[BEGIN]

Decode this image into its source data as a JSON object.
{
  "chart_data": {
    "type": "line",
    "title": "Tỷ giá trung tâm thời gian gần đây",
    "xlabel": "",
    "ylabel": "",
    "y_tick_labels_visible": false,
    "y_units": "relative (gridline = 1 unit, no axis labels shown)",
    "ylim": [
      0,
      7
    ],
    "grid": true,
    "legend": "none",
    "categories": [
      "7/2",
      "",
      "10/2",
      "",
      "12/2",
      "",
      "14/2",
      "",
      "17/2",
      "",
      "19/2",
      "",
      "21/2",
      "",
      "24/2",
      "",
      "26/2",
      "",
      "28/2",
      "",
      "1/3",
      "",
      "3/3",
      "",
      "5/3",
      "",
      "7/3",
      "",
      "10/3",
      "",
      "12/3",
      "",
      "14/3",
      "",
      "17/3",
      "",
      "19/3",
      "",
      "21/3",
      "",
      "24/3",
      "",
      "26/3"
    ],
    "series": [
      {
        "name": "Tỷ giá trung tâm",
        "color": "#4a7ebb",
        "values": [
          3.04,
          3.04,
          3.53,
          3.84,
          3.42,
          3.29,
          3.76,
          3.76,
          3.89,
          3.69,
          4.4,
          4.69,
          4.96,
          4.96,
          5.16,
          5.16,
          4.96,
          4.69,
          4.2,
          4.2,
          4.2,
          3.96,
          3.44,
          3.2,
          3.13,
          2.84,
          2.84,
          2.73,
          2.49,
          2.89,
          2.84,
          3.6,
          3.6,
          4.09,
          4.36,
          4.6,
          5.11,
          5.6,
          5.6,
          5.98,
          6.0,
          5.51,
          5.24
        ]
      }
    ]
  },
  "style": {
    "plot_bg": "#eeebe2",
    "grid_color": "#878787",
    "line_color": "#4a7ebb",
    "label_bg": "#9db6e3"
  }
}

[END]

To do
Make an exact copy of the records.

Problem solution
Decode this image into its source data as a JSON object.
{
  "chart_data": {
    "type": "line",
    "title": "Tỷ giá trung tâm thời gian gần đây",
    "xlabel": "",
    "ylabel": "",
    "y_tick_labels_visible": false,
    "y_units": "relative (gridline = 1 unit, no axis labels shown)",
    "ylim": [
      0,
      7
    ],
    "grid": true,
    "legend": "none",
    "categories": [
      "7/2",
      "",
      "10/2",
      "",
      "12/2",
      "",
      "14/2",
      "",
      "17/2",
      "",
      "19/2",
      "",
      "21/2",
      "",
      "24/2",
      "",
      "26/2",
      "",
      "28/2",
      "",
      "1/3",
      "",
      "3/3",
      "",
      "5/3",
      "",
      "7/3",
      "",
      "10/3",
      "",
      "12/3",
      "",
      "14/3",
      "",
      "17/3",
      "",
      "19/3",
      "",
      "21/3",
      "",
      "24/3",
      "",
      "26/3"
    ],
    "series": [
      {
        "name": "Tỷ giá trung tâm",
        "color": "#4a7ebb",
        "values": [
          3.04,
          3.04,
          3.53,
          3.84,
          3.42,
          3.29,
          3.76,
          3.76,
          3.89,
          3.69,
          4.4,
          4.69,
          4.96,
          4.96,
          5.16,
          5.16,
          4.96,
          4.69,
          4.2,
          4.2,
          4.2,
          3.96,
          3.44,
          3.2,
          3.13,
          2.84,
          2.84,
          2.73,
          2.49,
          2.89,
          2.84,
          3.6,
          3.6,
          4.09,
          4.36,
          4.6,
          5.11,
          5.6,
          5.6,
          5.98,
          6.0,
          5.51,
          5.24
        ]
      }
    ]
  },
  "style": {
    "plot_bg": "#eeebe2",
    "grid_color": "#878787",
    "line_color": "#4a7ebb",
    "label_bg": "#9db6e3"
  }
}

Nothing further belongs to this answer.